GIVEN EXERCISE A. Restate the rows from the first one down to the line containing "series-new-software-point xyxy=(299,438,301,441)", with "legend-box" substituted by "key-box" and everything else left unchanged.

TEXT SECTION.
For any company, establishing sound cybersecurity architecture is an expensive venture. Building a professional IT department with a qualified staff is just one of the many expenses that must be taken into account. Upgrading a network with new devices, new software and new protocols are other concerns. Add to all of this the retraining of all employees on how to use the upgraded, more secure network and you can understand why some companies are opting to invest in cyber insurance instead. Cyber insurance firms may require only a basic cyber security architecture for a company to qualify for a policy. Meeting those standards may simply be more cost effective for many companies, and, in the end, you can’t blame a company for trying to make a profit.
Another problem with spending money on cyber security is that there is no guarantee that it will actually prevent a breach. Many large corporations have felt assured that they had good cybersecurity only to find that they did not. Breaches can occur even if the company has hired a third-party cybersecurity firm to secure its network. However, in this case, if a breach occurs, the company can sue the firm that was supposed to protect them. So, in order to protect themselves from such lawsuits, cybersecurity firms themselves will invest in cyber insurance.
It is possible that a company with cyber insurance may be lulled into complacency when it comes to their concern for cybersecurity. Could the same be said for cybersecurity firms? If a cybersecurity firm has cyber insurance, would they, too, be complacent about the cybersecurity of the firms they work for? Sure, most cybersecurity firms wouldn’t want to risk a lawsuit because it would ruin their reputations, but, at least, a lawsuit wouldn’t cause them to go bankrupt. That said, you could make a case for cyber insurance lowering the standards of cybersecurity protection across the board.
Of course, cyber insurance isn’t provided free of charge. The question will always come down to whether its cost is worth the investment. Costs of cyber insurance vary according to a number of factors. The main pricing factor comes down to how big a target the company has on its back. Companies that manage a lot of personal data and healthcare companies will have a bigger target than a firm that produces shoelaces. But, for the most part, small businesses will spend between $1.000 to $2,000 a year. Medium-sized and larger companies will spend a lot more, and the price increases with the number of endpoints that need to be secured. In fact, for companies that rely on workers accessing their networks through their own devices, good endpoint security may be the most cost effective investment. It is also true that many large companies may use cyber insurance as a backup to add another layer to their cyber security architecture.

EXTRACTED RECORDS.
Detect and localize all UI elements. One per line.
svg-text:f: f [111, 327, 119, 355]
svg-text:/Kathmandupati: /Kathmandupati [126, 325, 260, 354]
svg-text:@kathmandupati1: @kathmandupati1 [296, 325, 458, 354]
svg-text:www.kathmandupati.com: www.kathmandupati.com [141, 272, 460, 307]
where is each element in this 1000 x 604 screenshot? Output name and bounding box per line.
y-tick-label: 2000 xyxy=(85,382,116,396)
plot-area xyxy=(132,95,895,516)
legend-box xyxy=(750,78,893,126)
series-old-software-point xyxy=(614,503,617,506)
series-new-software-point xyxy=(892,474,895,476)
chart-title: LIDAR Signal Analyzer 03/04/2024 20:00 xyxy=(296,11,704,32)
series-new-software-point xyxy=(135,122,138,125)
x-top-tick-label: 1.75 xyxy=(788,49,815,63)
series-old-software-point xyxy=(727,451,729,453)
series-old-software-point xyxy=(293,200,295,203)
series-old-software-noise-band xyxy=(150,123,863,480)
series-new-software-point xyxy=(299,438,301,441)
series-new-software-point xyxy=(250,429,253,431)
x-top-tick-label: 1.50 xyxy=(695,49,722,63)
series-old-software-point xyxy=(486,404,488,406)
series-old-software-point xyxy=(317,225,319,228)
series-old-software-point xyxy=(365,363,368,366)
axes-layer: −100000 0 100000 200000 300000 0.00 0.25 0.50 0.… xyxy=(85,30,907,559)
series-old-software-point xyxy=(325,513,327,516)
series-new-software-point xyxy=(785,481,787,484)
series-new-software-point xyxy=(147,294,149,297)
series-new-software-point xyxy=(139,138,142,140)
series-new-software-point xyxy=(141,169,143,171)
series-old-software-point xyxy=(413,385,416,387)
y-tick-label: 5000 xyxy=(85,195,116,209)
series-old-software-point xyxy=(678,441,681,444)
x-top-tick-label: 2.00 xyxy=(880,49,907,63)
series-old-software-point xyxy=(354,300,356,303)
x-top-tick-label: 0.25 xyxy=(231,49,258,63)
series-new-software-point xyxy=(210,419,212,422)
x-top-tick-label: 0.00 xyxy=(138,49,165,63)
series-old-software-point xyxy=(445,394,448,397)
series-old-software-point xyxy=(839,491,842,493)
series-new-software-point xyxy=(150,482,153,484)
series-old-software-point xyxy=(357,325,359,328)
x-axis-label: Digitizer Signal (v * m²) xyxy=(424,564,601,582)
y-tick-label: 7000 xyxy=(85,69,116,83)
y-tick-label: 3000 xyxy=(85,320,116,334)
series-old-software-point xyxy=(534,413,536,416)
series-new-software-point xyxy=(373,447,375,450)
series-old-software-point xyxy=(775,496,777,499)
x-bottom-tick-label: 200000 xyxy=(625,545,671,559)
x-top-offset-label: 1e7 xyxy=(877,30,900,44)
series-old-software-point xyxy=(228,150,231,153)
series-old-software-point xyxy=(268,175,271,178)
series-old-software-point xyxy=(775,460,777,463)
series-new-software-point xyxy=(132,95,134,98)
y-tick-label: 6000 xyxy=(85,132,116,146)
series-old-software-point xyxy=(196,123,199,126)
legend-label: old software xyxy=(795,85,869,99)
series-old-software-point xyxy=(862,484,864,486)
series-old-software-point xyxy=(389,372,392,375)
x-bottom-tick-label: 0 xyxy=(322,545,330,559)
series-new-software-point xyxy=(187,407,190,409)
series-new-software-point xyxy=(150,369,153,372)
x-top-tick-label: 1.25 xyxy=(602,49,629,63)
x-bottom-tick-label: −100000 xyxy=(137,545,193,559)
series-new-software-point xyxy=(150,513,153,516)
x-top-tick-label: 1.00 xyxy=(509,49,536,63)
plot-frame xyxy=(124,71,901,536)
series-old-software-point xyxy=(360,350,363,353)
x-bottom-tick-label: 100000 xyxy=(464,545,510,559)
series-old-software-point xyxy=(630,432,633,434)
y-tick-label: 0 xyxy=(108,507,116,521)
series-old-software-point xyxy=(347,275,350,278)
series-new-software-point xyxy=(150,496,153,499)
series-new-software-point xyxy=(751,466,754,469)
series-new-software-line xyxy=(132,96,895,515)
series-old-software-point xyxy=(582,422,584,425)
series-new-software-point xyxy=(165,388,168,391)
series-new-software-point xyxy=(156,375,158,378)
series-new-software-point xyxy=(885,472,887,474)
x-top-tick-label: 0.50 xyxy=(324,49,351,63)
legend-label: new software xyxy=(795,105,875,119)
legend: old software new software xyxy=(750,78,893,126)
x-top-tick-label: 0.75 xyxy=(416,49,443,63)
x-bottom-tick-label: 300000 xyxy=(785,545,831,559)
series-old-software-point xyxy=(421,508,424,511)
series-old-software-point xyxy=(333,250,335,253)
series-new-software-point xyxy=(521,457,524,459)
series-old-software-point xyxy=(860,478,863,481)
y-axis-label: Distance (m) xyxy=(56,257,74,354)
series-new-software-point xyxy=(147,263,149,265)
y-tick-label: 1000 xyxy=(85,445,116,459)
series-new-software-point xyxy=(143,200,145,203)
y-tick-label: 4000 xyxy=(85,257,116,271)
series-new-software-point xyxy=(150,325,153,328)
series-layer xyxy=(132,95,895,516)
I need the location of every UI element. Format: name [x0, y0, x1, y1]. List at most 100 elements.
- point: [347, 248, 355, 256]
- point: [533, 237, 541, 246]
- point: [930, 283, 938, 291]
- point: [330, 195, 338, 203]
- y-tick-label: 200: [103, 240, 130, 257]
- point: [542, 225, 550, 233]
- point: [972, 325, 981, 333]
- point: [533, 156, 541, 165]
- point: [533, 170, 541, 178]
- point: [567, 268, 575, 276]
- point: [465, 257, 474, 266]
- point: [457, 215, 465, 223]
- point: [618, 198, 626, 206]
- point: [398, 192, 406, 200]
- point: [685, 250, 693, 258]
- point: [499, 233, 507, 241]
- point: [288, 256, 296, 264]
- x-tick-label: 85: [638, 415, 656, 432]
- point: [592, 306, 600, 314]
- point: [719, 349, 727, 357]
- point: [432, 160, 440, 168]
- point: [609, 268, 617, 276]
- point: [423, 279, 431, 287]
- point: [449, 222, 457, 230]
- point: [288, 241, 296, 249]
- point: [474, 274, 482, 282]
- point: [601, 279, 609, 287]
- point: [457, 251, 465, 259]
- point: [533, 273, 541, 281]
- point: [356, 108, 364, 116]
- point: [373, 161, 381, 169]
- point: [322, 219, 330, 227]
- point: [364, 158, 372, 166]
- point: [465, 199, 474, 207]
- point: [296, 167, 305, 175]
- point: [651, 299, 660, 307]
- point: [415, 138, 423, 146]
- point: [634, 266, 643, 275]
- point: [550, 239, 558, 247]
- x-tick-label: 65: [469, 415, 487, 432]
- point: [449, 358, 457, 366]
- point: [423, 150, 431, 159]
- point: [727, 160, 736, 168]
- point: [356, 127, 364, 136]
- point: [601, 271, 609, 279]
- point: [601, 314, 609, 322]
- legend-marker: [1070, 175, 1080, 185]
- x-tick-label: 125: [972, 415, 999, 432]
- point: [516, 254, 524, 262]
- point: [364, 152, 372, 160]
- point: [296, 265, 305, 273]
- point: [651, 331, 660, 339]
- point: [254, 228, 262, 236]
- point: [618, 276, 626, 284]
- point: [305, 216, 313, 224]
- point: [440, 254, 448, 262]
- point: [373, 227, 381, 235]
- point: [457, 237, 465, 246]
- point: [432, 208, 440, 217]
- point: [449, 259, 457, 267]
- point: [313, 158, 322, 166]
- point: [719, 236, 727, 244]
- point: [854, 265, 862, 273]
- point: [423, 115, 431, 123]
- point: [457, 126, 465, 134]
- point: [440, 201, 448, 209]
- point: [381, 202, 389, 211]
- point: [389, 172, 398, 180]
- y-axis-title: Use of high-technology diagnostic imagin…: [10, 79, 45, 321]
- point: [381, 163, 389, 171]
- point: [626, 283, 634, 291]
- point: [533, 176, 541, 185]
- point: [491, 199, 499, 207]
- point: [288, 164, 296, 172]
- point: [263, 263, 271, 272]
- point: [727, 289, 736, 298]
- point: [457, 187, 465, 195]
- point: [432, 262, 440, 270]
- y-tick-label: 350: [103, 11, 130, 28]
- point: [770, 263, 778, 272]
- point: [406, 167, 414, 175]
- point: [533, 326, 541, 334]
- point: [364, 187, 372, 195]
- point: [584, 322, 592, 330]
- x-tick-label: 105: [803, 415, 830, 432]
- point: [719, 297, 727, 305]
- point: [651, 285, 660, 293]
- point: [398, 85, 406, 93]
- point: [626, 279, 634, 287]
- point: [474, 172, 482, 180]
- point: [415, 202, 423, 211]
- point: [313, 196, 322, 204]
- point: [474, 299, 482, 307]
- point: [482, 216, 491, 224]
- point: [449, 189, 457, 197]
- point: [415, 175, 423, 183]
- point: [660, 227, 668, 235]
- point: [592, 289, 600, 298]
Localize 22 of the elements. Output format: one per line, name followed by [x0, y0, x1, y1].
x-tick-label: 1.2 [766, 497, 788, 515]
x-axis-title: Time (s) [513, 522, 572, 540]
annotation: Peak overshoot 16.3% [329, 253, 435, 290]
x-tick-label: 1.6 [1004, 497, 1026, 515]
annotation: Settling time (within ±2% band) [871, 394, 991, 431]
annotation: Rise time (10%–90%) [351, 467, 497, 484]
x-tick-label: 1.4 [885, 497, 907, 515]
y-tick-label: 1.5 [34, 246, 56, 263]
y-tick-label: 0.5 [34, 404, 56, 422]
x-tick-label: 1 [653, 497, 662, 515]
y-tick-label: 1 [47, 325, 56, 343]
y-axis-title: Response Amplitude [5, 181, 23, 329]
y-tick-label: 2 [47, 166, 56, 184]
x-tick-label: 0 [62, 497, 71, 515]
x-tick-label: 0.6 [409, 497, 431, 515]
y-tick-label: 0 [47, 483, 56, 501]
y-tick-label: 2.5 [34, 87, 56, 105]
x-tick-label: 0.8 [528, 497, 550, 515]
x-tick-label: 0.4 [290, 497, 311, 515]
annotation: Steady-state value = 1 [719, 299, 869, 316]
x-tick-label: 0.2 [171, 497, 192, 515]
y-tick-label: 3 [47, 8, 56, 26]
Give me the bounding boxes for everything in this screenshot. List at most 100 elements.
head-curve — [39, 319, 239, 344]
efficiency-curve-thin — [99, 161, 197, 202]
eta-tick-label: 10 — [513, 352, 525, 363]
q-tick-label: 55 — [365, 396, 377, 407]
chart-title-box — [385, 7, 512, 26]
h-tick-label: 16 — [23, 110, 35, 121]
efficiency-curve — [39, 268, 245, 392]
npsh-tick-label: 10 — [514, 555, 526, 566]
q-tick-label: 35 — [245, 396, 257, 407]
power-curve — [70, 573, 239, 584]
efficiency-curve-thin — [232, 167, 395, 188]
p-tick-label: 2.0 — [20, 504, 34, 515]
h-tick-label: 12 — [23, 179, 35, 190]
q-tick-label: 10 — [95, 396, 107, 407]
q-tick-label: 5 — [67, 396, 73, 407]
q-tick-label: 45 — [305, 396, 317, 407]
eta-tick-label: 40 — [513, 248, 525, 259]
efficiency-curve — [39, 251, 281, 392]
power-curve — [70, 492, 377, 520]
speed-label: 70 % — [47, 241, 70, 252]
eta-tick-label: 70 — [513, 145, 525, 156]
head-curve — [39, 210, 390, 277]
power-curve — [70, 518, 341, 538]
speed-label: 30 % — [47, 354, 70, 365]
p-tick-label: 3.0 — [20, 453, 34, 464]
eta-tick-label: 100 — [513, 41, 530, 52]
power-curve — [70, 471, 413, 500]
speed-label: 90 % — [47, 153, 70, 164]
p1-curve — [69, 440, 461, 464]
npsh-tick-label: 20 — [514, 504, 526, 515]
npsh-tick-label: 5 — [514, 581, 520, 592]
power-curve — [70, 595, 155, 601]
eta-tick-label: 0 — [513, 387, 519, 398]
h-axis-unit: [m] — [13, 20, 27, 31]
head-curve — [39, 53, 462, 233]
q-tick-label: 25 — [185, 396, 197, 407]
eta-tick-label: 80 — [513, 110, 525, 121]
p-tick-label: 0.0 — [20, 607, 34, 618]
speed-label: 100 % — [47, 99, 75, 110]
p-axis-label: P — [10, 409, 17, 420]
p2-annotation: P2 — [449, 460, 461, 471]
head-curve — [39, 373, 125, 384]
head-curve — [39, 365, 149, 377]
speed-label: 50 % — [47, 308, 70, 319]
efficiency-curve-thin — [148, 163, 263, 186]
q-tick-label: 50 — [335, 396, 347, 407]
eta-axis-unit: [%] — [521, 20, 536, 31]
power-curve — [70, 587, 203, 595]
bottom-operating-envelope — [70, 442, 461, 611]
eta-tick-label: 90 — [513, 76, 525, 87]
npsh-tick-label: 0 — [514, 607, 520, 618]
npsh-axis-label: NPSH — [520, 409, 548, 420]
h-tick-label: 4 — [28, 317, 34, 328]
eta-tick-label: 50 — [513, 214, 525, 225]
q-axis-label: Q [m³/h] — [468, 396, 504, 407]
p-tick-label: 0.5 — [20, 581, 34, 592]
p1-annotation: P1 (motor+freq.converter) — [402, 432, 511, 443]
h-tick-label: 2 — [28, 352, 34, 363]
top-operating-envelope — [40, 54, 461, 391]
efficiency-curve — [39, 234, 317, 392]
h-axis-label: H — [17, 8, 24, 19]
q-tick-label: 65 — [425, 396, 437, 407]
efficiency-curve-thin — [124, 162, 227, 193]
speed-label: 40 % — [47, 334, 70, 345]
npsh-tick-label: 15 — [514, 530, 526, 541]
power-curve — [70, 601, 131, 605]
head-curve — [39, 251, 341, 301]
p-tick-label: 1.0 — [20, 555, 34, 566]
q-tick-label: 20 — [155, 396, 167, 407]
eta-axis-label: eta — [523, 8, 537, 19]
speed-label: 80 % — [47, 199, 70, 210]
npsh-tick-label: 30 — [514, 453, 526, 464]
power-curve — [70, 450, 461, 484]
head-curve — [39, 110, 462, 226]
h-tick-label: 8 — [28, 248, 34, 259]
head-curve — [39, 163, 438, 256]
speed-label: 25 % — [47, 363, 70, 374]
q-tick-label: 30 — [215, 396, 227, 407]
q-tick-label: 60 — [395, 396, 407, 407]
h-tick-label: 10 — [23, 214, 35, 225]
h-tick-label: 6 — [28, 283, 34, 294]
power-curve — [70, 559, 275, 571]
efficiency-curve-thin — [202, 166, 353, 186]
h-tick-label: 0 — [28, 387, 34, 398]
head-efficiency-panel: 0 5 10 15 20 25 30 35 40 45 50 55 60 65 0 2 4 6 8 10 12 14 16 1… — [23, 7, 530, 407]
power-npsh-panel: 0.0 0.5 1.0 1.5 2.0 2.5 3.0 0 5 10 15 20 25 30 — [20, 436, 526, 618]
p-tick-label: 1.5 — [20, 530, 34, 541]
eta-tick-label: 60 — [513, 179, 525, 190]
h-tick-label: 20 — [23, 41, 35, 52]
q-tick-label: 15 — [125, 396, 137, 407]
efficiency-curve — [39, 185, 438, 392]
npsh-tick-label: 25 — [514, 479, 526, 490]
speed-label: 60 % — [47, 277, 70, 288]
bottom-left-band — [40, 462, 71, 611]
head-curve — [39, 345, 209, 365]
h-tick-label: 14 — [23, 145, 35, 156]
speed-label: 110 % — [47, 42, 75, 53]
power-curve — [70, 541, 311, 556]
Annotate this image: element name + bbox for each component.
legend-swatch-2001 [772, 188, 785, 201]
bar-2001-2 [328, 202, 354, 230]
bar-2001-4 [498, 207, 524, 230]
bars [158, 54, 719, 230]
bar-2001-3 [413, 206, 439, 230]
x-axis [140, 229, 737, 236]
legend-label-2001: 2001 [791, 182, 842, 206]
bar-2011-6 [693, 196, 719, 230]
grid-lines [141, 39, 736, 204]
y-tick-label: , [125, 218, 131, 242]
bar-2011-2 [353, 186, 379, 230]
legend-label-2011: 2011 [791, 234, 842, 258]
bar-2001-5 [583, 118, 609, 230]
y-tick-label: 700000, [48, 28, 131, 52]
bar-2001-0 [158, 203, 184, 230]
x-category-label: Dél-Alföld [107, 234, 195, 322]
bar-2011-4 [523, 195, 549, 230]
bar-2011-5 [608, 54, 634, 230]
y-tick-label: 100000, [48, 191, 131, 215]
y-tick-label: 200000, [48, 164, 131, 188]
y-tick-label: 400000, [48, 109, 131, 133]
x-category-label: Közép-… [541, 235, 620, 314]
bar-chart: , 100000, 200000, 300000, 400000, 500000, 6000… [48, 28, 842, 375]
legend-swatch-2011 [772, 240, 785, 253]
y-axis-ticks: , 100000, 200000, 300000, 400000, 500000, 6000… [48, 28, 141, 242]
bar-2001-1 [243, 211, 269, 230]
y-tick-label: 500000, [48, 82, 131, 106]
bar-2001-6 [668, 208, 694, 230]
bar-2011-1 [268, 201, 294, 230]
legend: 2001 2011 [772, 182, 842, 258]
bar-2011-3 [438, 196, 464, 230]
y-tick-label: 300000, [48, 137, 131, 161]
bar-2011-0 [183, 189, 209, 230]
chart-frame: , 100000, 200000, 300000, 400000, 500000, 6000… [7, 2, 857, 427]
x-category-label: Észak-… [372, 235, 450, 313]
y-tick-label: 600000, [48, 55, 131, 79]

GIVEN EXERCISE B. According to the cyber insurance text, why do cybersecurity firms themselves invest in cyber insurance?

REPLY A.
Detect and localize all UI elements. One per line.
svg-text:f: f [111, 327, 119, 355]
svg-text:/Kathmandupati: /Kathmandupati [126, 325, 260, 354]
svg-text:@kathmandupati1: @kathmandupati1 [296, 325, 458, 354]
svg-text:www.kathmandupati.com: www.kathmandupati.com [141, 272, 460, 307]
where is each element in this 1000 x 604 screenshot? Output name and bounding box per line.
y-tick-label: 2000 xyxy=(85,382,116,396)
plot-area xyxy=(132,95,895,516)
key-box xyxy=(750,78,893,126)
series-old-software-point xyxy=(614,503,617,506)
series-new-software-point xyxy=(892,474,895,476)
chart-title: LIDAR Signal Analyzer 03/04/2024 20:00 xyxy=(296,11,704,32)
series-new-software-point xyxy=(135,122,138,125)
x-top-tick-label: 1.75 xyxy=(788,49,815,63)
series-old-software-point xyxy=(727,451,729,453)
series-old-software-point xyxy=(293,200,295,203)
series-old-software-noise-band xyxy=(150,123,863,480)
series-new-software-point xyxy=(299,438,301,441)

REPLY B. If a breach occurs at a company that hired a cybersecurity firm to secure its network, the company can sue that firm. Cybersecurity firms buy cyber insurance to protect themselves from such lawsuits.